### Data in this exercise
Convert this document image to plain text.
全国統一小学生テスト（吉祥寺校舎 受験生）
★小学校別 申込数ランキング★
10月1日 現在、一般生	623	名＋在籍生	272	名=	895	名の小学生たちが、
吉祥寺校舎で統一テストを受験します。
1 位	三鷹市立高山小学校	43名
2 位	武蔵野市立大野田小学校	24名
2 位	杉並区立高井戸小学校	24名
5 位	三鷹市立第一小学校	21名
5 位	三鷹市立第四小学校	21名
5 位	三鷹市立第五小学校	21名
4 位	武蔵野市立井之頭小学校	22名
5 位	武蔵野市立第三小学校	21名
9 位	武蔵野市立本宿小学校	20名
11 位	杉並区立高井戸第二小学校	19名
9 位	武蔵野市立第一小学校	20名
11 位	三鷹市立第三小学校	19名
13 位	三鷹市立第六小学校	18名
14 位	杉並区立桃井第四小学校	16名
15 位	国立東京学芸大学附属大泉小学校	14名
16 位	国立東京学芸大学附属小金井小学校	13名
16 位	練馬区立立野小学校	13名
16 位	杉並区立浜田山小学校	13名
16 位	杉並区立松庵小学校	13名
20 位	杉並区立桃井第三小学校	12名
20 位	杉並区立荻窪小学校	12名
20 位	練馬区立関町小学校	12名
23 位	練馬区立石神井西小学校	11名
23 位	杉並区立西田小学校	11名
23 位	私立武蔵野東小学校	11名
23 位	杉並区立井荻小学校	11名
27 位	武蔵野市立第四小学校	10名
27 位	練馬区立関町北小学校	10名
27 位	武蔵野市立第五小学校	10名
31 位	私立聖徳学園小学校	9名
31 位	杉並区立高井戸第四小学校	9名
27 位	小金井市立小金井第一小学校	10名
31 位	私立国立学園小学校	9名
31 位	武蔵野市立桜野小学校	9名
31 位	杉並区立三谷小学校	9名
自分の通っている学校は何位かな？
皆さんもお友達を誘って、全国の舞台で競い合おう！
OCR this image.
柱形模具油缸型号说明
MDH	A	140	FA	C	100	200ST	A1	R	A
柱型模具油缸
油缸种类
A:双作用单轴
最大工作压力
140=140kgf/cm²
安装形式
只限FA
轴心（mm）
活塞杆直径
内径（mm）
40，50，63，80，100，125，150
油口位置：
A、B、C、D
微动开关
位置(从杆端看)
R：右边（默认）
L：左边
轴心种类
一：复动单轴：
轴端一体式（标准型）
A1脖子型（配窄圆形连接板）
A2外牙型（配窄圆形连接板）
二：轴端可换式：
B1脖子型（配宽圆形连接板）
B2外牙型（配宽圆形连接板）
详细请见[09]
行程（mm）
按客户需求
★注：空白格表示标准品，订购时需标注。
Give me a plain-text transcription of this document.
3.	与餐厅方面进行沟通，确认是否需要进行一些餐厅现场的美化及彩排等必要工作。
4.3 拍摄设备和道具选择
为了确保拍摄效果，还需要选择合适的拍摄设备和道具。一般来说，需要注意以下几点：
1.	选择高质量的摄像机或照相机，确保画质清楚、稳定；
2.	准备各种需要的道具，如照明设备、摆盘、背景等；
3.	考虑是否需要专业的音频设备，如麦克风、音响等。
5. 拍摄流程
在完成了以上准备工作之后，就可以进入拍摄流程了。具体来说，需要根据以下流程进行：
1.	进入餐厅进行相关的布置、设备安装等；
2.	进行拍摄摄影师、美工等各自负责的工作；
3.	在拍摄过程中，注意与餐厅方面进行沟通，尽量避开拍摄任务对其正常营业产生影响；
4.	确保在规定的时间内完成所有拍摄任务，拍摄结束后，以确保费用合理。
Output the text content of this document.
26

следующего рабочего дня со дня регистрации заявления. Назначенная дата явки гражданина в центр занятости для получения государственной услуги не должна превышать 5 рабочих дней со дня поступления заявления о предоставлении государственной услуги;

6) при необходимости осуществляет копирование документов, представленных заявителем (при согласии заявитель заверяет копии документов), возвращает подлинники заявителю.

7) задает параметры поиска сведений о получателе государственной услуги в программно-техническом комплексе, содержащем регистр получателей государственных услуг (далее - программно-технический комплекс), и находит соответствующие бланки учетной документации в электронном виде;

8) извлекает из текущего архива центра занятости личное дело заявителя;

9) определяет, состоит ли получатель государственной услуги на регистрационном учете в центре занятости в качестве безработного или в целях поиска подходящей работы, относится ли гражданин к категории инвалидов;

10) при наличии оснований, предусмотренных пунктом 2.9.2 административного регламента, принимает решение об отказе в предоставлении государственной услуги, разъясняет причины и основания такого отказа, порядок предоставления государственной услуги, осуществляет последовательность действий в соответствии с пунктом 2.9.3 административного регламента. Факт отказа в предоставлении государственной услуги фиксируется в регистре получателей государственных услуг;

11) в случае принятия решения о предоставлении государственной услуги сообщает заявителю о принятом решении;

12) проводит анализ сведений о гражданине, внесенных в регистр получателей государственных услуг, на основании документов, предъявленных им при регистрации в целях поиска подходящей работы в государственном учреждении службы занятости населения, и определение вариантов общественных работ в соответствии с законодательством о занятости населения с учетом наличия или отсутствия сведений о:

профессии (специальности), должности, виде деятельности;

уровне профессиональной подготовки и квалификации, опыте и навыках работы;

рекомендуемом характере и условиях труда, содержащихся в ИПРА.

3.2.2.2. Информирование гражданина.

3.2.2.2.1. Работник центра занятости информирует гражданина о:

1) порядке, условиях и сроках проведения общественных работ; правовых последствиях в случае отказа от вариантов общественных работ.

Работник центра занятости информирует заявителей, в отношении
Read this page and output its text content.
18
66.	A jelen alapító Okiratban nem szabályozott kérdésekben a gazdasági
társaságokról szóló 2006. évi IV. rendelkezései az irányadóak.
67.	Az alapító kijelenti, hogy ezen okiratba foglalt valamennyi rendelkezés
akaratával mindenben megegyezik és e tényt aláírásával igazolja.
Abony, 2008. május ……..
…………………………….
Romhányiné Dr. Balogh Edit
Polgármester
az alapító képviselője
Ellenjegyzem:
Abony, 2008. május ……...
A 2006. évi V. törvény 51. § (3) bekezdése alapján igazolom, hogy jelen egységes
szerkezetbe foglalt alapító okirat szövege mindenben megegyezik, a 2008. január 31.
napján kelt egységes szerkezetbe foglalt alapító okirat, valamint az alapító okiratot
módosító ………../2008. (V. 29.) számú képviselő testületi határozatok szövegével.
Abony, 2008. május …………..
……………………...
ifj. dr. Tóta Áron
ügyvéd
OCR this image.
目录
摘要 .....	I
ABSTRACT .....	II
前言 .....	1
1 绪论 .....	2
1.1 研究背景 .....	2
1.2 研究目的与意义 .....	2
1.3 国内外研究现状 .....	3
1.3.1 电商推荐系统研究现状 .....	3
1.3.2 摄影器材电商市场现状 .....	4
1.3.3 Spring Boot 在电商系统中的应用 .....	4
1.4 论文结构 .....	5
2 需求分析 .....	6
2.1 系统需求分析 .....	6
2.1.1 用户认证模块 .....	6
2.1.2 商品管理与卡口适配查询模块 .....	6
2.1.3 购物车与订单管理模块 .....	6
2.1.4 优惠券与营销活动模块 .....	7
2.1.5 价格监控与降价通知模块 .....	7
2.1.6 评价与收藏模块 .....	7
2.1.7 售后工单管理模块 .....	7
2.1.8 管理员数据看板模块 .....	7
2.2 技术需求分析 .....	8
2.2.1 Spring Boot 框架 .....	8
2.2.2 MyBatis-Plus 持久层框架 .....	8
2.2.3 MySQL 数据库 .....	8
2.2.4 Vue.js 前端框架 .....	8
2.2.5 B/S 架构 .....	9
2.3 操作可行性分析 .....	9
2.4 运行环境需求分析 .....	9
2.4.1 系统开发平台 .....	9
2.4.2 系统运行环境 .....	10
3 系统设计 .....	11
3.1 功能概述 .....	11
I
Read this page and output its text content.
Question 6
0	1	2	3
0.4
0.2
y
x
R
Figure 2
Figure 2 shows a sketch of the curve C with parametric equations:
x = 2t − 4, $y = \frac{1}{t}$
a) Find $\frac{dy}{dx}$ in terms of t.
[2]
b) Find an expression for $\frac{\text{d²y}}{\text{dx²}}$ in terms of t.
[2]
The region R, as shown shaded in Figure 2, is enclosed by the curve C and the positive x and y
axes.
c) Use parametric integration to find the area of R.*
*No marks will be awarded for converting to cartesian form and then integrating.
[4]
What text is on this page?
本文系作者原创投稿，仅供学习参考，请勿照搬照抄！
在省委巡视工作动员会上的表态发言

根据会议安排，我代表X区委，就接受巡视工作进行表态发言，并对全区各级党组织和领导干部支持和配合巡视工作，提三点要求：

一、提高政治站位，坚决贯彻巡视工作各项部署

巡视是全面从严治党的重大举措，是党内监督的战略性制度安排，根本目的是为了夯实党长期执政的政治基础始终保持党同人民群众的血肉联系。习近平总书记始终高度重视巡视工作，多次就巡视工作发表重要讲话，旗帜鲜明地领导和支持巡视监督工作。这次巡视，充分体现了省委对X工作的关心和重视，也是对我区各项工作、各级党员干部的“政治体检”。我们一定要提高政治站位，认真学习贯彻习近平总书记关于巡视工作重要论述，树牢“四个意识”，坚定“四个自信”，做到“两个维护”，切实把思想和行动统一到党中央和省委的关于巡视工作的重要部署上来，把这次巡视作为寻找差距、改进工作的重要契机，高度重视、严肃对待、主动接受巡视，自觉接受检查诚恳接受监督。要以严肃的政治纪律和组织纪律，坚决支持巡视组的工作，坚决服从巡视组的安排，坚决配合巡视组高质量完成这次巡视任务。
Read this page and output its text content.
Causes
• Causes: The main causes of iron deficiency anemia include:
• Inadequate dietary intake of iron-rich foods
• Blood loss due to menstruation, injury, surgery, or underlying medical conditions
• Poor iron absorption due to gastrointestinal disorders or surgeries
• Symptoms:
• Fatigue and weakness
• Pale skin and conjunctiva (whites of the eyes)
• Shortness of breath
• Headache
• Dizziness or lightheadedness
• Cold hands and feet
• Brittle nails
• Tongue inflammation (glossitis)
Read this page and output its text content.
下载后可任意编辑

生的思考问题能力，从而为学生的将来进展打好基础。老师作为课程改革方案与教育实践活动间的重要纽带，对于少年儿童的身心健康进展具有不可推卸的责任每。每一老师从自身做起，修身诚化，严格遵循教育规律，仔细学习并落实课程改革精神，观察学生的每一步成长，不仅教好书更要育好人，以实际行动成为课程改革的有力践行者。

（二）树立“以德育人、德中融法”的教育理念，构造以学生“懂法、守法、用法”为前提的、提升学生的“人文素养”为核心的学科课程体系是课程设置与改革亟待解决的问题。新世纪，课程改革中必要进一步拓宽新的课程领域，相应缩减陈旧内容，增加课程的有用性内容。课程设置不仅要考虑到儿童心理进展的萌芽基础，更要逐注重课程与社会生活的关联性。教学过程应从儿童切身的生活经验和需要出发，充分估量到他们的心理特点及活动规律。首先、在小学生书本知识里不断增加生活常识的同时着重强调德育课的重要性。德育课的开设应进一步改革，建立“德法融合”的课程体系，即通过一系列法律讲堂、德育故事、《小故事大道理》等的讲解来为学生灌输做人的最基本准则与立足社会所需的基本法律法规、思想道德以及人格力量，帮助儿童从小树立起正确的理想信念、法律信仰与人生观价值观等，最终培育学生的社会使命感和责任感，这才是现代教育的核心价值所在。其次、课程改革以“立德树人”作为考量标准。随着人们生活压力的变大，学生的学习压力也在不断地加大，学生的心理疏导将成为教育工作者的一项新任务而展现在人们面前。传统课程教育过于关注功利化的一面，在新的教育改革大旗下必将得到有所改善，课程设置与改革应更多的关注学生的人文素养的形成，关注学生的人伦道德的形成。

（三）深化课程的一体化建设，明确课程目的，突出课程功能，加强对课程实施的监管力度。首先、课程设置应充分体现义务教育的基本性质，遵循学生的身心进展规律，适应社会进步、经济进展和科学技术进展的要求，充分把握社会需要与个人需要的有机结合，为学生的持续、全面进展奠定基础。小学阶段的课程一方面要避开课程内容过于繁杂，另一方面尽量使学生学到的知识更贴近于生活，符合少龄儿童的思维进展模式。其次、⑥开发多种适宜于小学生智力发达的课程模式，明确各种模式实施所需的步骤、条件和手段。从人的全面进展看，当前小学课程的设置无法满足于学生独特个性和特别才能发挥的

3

### What is required
Please list every line of the records that contains "Работник".

### Expected answer
3.2.2.2.1. Работник центра занятости информирует гражданина о:
Работник центра занятости информирует заявителей, в отношении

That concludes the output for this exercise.